_Written request_
Write the entries out again exactly as they stand, but without the pictures.

_Supplied data_

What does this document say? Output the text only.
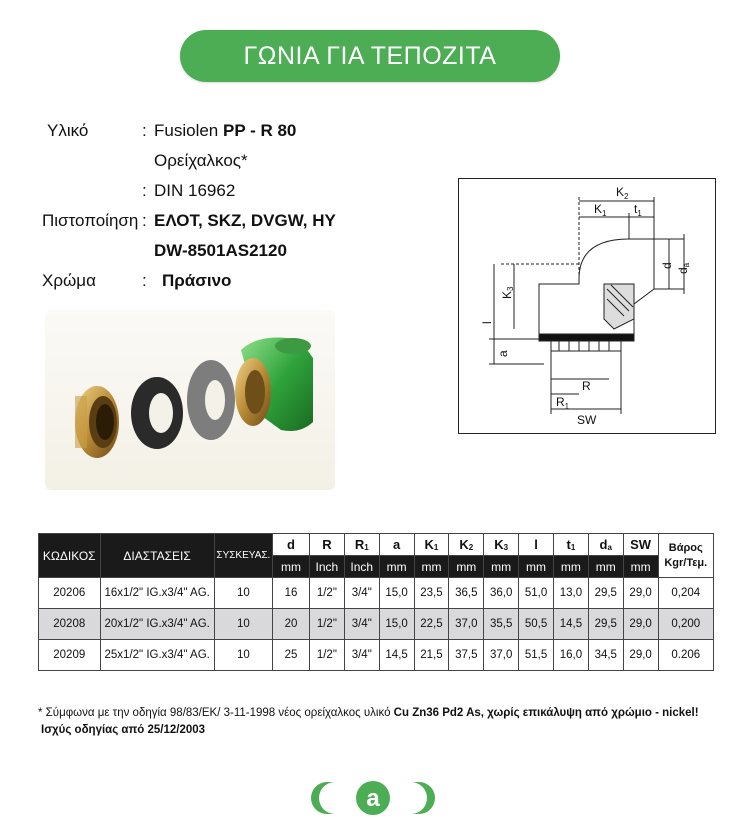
ΓΩΝΙΑ ΓΙΑ ΤΕΠΟΖΙΤΑ
Υλικό	: Fusiolen PP - R 80
Ορείχαλκος*
: DIN 16962
Πιστοποίηση : ΕΛΟΤ, SKZ, DVGW, HY
DW-8501AS2120
Χρώμα	: Πράσινο
$K_2$
$K_1$ $t_1$
d
da
K3
l
a
R
$R_1$
SW
ΚΩΔΙΚΟΣ	ΔΙΑΣΤΑΣΕΙΣ	ΣΥΣΚΕΥΑΣ.	d	R	$R_1$	a	$K_1$	$K_2$	$K_3$	l	$t_1$	$d_a$	SW	Βάρος
Kgr/Τεμ.
			mm	Inch	Inch	mm	mm	mm	mm	mm	mm	mm	mm	
20206	16x1/2" IG.x3/4" AG.	10	16	1/2"	3/4"	15,0	23,5	36,5	36,0	51,0	13,0	29,5	29,0	0,204
20208	20x1/2" IG.x3/4" AG.	10	20	1/2"	3/4"	15,0	22,5	37,0	35,5	50,5	14,5	29,5	29,0	0,200
20209	25x1/2" IG.x3/4" AG.	10	25	1/2"	3/4"	14,5	21,5	37,5	37,0	51,5	16,0	34,5	29,0	0.206
* Σύμφωνα με την οδηγία 98/83/ΕΚ/ 3-11-1998 νέος ορείχαλκος υλικό Cu Zn36 Pd2 As, χωρίς επικάλυψη από χρώμιο - nickel!
Ισχύς οδηγίας από 25/12/2003
a
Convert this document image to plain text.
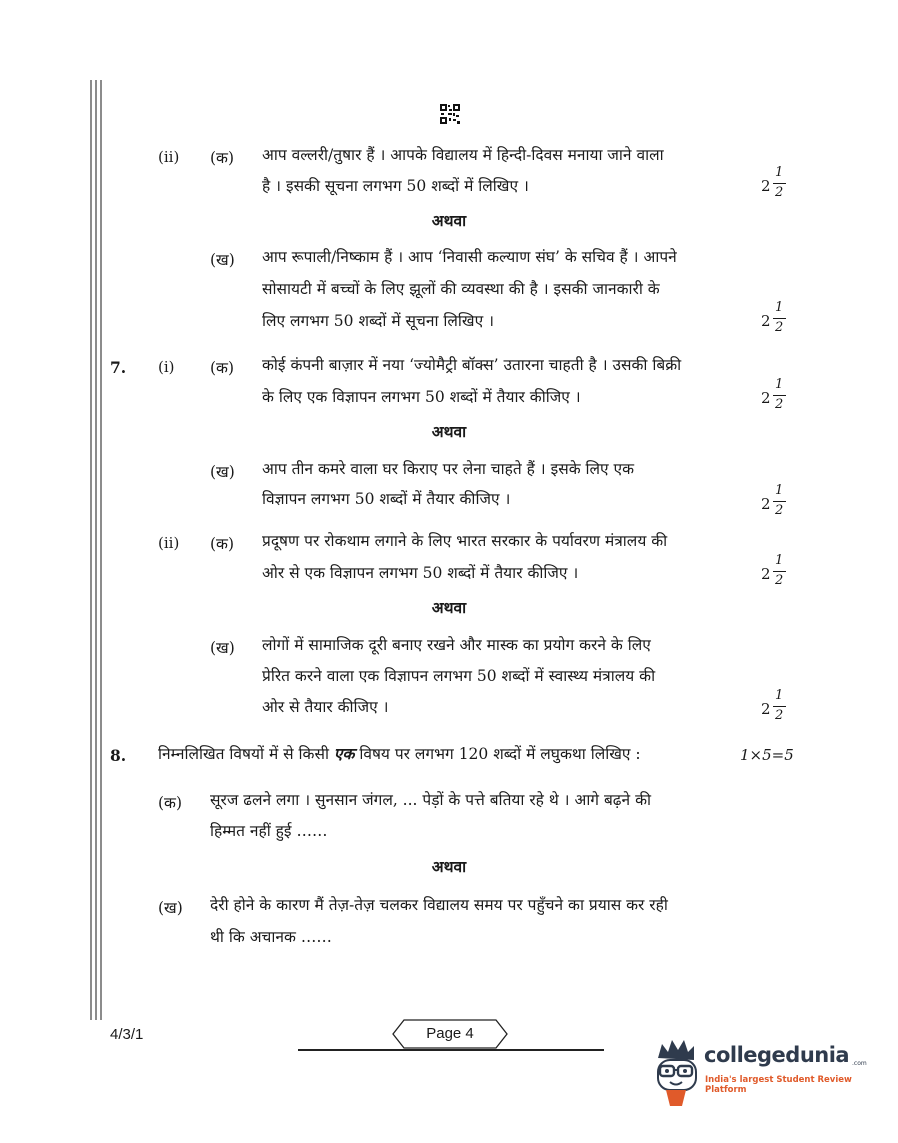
(ii) (क) आप वल्लरी/तुषार हैं । आपके विद्यालय में हिन्दी-दिवस मनाया जाने वाला
है । इसकी सूचना लगभग 50 शब्दों में लिखिए ।	2
1
2
अथवा
(ख) आप रूपाली/निष्काम हैं । आप ‘निवासी कल्याण संघ’ के सचिव हैं । आपने
सोसायटी में बच्चों के लिए झूलों की व्यवस्था की है । इसकी जानकारी के
लिए लगभग 50 शब्दों में सूचना लिखिए ।	2
1
2
7. (i) (क) कोई कंपनी बाज़ार में नया ‘ज्योमैट्री बॉक्स’ उतारना चाहती है । उसकी बिक्री
के लिए एक विज्ञापन लगभग 50 शब्दों में तैयार कीजिए ।	2
1
2
अथवा
(ख) आप तीन कमरे वाला घर किराए पर लेना चाहते हैं । इसके लिए एक
विज्ञापन लगभग 50 शब्दों में तैयार कीजिए ।	2
1
2
(ii) (क) प्रदूषण पर रोकथाम लगाने के लिए भारत सरकार के पर्यावरण मंत्रालय की
ओर से एक विज्ञापन लगभग 50 शब्दों में तैयार कीजिए ।	2
1
2
अथवा
(ख) लोगों में सामाजिक दूरी बनाए रखने और मास्क का प्रयोग करने के लिए
प्रेरित करने वाला एक विज्ञापन लगभग 50 शब्दों में स्वास्थ्य मंत्रालय की
ओर से तैयार कीजिए ।	2
1
2
8. निम्नलिखित विषयों में से किसी एक विषय पर लगभग 120 शब्दों में लघुकथा लिखिए :	1×5=5
(क) सूरज ढलने लगा । सुनसान जंगल, ... पेड़ों के पत्ते बतिया रहे थे । आगे बढ़ने की
हिम्मत नहीं हुई ……
अथवा
(ख) देरी होने के कारण मैं तेज़-तेज़ चलकर विद्यालय समय पर पहुँचने का प्रयास कर रही
थी कि अचानक ……
4/3/1	Page 4
collegedunia .com
India's largest Student Review Platform
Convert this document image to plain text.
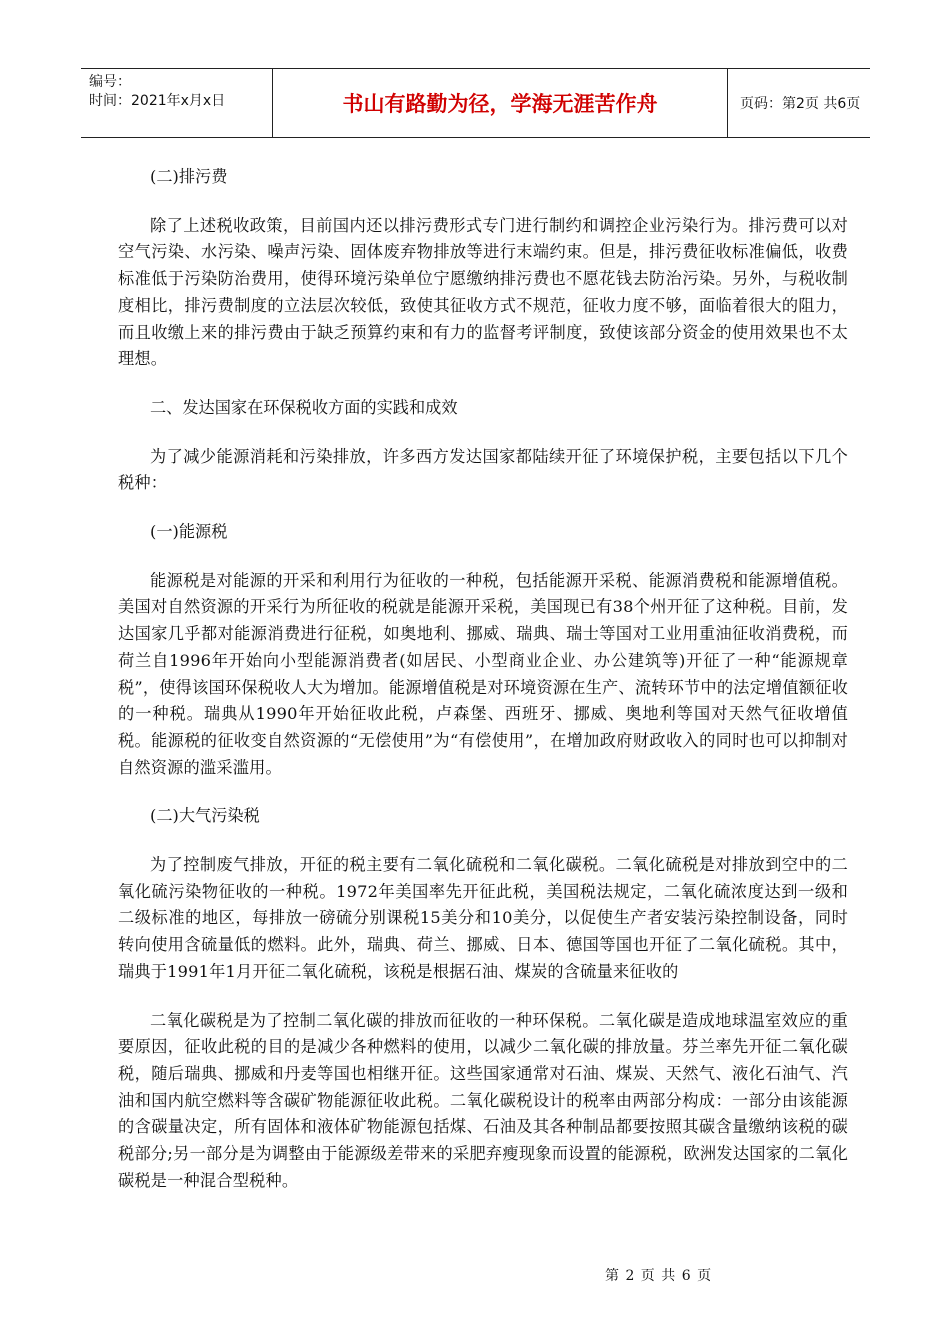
编号：
时间：2021年x月x日	书山有路勤为径，学海无涯苦作舟	页码：第2页 共6页

(二)排污费

除了上述税收政策，目前国内还以排污费形式专门进行制约和调控企业污染行为。排污费可以对空气污染、水污染、噪声污染、固体废弃物排放等进行末端约束。但是，排污费征收标准偏低，收费标准低于污染防治费用，使得环境污染单位宁愿缴纳排污费也不愿花钱去防治污染。另外，与税收制度相比，排污费制度的立法层次较低，致使其征收方式不规范，征收力度不够，面临着很大的阻力，而且收缴上来的排污费由于缺乏预算约束和有力的监督考评制度，致使该部分资金的使用效果也不太理想。

二、发达国家在环保税收方面的实践和成效

为了减少能源消耗和污染排放，许多西方发达国家都陆续开征了环境保护税，主要包括以下几个税种：

(一)能源税

能源税是对能源的开采和利用行为征收的一种税，包括能源开采税、能源消费税和能源增值税。美国对自然资源的开采行为所征收的税就是能源开采税，美国现已有38个州开征了这种税。目前，发达国家几乎都对能源消费进行征税，如奥地利、挪威、瑞典、瑞士等国对工业用重油征收消费税，而荷兰自1996年开始向小型能源消费者(如居民、小型商业企业、办公建筑等)开征了一种“能源规章税”，使得该国环保税收人大为增加。能源增值税是对环境资源在生产、流转环节中的法定增值额征收的一种税。瑞典从1990年开始征收此税，卢森堡、西班牙、挪威、奥地利等国对天然气征收增值税。能源税的征收变自然资源的“无偿使用”为“有偿使用”，在增加政府财政收入的同时也可以抑制对自然资源的滥采滥用。

(二)大气污染税

为了控制废气排放，开征的税主要有二氧化硫税和二氧化碳税。二氧化硫税是对排放到空中的二氧化硫污染物征收的一种税。1972年美国率先开征此税，美国税法规定，二氧化硫浓度达到一级和二级标准的地区，每排放一磅硫分别课税15美分和10美分，以促使生产者安装污染控制设备，同时转向使用含硫量低的燃料。此外，瑞典、荷兰、挪威、日本、德国等国也开征了二氧化硫税。其中，瑞典于1991年1月开征二氧化硫税，该税是根据石油、煤炭的含硫量来征收的

二氧化碳税是为了控制二氧化碳的排放而征收的一种环保税。二氧化碳是造成地球温室效应的重要原因，征收此税的目的是减少各种燃料的使用，以减少二氧化碳的排放量。芬兰率先开征二氧化碳税，随后瑞典、挪威和丹麦等国也相继开征。这些国家通常对石油、煤炭、天然气、液化石油气、汽油和国内航空燃料等含碳矿物能源征收此税。二氧化碳税设计的税率由两部分构成：一部分由该能源的含碳量决定，所有固体和液体矿物能源包括煤、石油及其各种制品都要按照其碳含量缴纳该税的碳税部分;另一部分是为调整由于能源级差带来的采肥弃瘦现象而设置的能源税，欧洲发达国家的二氧化碳税是一种混合型税种。

第 2 页 共 6 页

_Right answer_
What does this document say? Output the text only.
ΓΩΝΙΑ ΓΙΑ ΤΕΠΟΖΙΤΑ
Υλικό	: Fusiolen PP - R 80
Ορείχαλκος*
: DIN 16962
Πιστοποίηση : ΕΛΟΤ, SKZ, DVGW, HY
DW-8501AS2120
Χρώμα	: Πράσινο
$K_2$
$K_1$ $t_1$
d
da
K3
l
a
R
$R_1$
SW
ΚΩΔΙΚΟΣ	ΔΙΑΣΤΑΣΕΙΣ	ΣΥΣΚΕΥΑΣ.	d	R	$R_1$	a	$K_1$	$K_2$	$K_3$	l	$t_1$	$d_a$	SW	Βάρος
Kgr/Τεμ.
			mm	Inch	Inch	mm	mm	mm	mm	mm	mm	mm	mm	
20206	16x1/2" IG.x3/4" AG.	10	16	1/2"	3/4"	15,0	23,5	36,5	36,0	51,0	13,0	29,5	29,0	0,204
20208	20x1/2" IG.x3/4" AG.	10	20	1/2"	3/4"	15,0	22,5	37,0	35,5	50,5	14,5	29,5	29,0	0,200
20209	25x1/2" IG.x3/4" AG.	10	25	1/2"	3/4"	14,5	21,5	37,5	37,0	51,5	16,0	34,5	29,0	0.206
* Σύμφωνα με την οδηγία 98/83/ΕΚ/ 3-11-1998 νέος ορείχαλκος υλικό Cu Zn36 Pd2 As, χωρίς επικάλυψη από χρώμιο - nickel!
Ισχύς οδηγίας από 25/12/2003
a
Convert this document image to plain text.
(ii) (क) आप वल्लरी/तुषार हैं । आपके विद्यालय में हिन्दी-दिवस मनाया जाने वाला
है । इसकी सूचना लगभग 50 शब्दों में लिखिए ।	2
1
2
अथवा
(ख) आप रूपाली/निष्काम हैं । आप ‘निवासी कल्याण संघ’ के सचिव हैं । आपने
सोसायटी में बच्चों के लिए झूलों की व्यवस्था की है । इसकी जानकारी के
लिए लगभग 50 शब्दों में सूचना लिखिए ।	2
1
2
7. (i) (क) कोई कंपनी बाज़ार में नया ‘ज्योमैट्री बॉक्स’ उतारना चाहती है । उसकी बिक्री
के लिए एक विज्ञापन लगभग 50 शब्दों में तैयार कीजिए ।	2
1
2
अथवा
(ख) आप तीन कमरे वाला घर किराए पर लेना चाहते हैं । इसके लिए एक
विज्ञापन लगभग 50 शब्दों में तैयार कीजिए ।	2
1
2
(ii) (क) प्रदूषण पर रोकथाम लगाने के लिए भारत सरकार के पर्यावरण मंत्रालय की
ओर से एक विज्ञापन लगभग 50 शब्दों में तैयार कीजिए ।	2
1
2
अथवा
(ख) लोगों में सामाजिक दूरी बनाए रखने और मास्क का प्रयोग करने के लिए
प्रेरित करने वाला एक विज्ञापन लगभग 50 शब्दों में स्वास्थ्य मंत्रालय की
ओर से तैयार कीजिए ।	2
1
2
8. निम्नलिखित विषयों में से किसी एक विषय पर लगभग 120 शब्दों में लघुकथा लिखिए :	1×5=5
(क) सूरज ढलने लगा । सुनसान जंगल, ... पेड़ों के पत्ते बतिया रहे थे । आगे बढ़ने की
हिम्मत नहीं हुई ……
अथवा
(ख) देरी होने के कारण मैं तेज़-तेज़ चलकर विद्यालय समय पर पहुँचने का प्रयास कर रही
थी कि अचानक ……
4/3/1	Page 4
collegedunia .com
India's largest Student Review Platform
Convert this document image to plain text.
编号：
时间：2021年x月x日	书山有路勤为径，学海无涯苦作舟	页码：第2页 共6页

(二)排污费

除了上述税收政策，目前国内还以排污费形式专门进行制约和调控企业污染行为。排污费可以对空气污染、水污染、噪声污染、固体废弃物排放等进行末端约束。但是，排污费征收标准偏低，收费标准低于污染防治费用，使得环境污染单位宁愿缴纳排污费也不愿花钱去防治污染。另外，与税收制度相比，排污费制度的立法层次较低，致使其征收方式不规范，征收力度不够，面临着很大的阻力，而且收缴上来的排污费由于缺乏预算约束和有力的监督考评制度，致使该部分资金的使用效果也不太理想。

二、发达国家在环保税收方面的实践和成效

为了减少能源消耗和污染排放，许多西方发达国家都陆续开征了环境保护税，主要包括以下几个税种：

(一)能源税

能源税是对能源的开采和利用行为征收的一种税，包括能源开采税、能源消费税和能源增值税。美国对自然资源的开采行为所征收的税就是能源开采税，美国现已有38个州开征了这种税。目前，发达国家几乎都对能源消费进行征税，如奥地利、挪威、瑞典、瑞士等国对工业用重油征收消费税，而荷兰自1996年开始向小型能源消费者(如居民、小型商业企业、办公建筑等)开征了一种“能源规章税”，使得该国环保税收人大为增加。能源增值税是对环境资源在生产、流转环节中的法定增值额征收的一种税。瑞典从1990年开始征收此税，卢森堡、西班牙、挪威、奥地利等国对天然气征收增值税。能源税的征收变自然资源的“无偿使用”为“有偿使用”，在增加政府财政收入的同时也可以抑制对自然资源的滥采滥用。

(二)大气污染税

为了控制废气排放，开征的税主要有二氧化硫税和二氧化碳税。二氧化硫税是对排放到空中的二氧化硫污染物征收的一种税。1972年美国率先开征此税，美国税法规定，二氧化硫浓度达到一级和二级标准的地区，每排放一磅硫分别课税15美分和10美分，以促使生产者安装污染控制设备，同时转向使用含硫量低的燃料。此外，瑞典、荷兰、挪威、日本、德国等国也开征了二氧化硫税。其中，瑞典于1991年1月开征二氧化硫税，该税是根据石油、煤炭的含硫量来征收的

二氧化碳税是为了控制二氧化碳的排放而征收的一种环保税。二氧化碳是造成地球温室效应的重要原因，征收此税的目的是减少各种燃料的使用，以减少二氧化碳的排放量。芬兰率先开征二氧化碳税，随后瑞典、挪威和丹麦等国也相继开征。这些国家通常对石油、煤炭、天然气、液化石油气、汽油和国内航空燃料等含碳矿物能源征收此税。二氧化碳税设计的税率由两部分构成：一部分由该能源的含碳量决定，所有固体和液体矿物能源包括煤、石油及其各种制品都要按照其碳含量缴纳该税的碳税部分;另一部分是为调整由于能源级差带来的采肥弃瘦现象而设置的能源税，欧洲发达国家的二氧化碳税是一种混合型税种。

第 2 页 共 6 页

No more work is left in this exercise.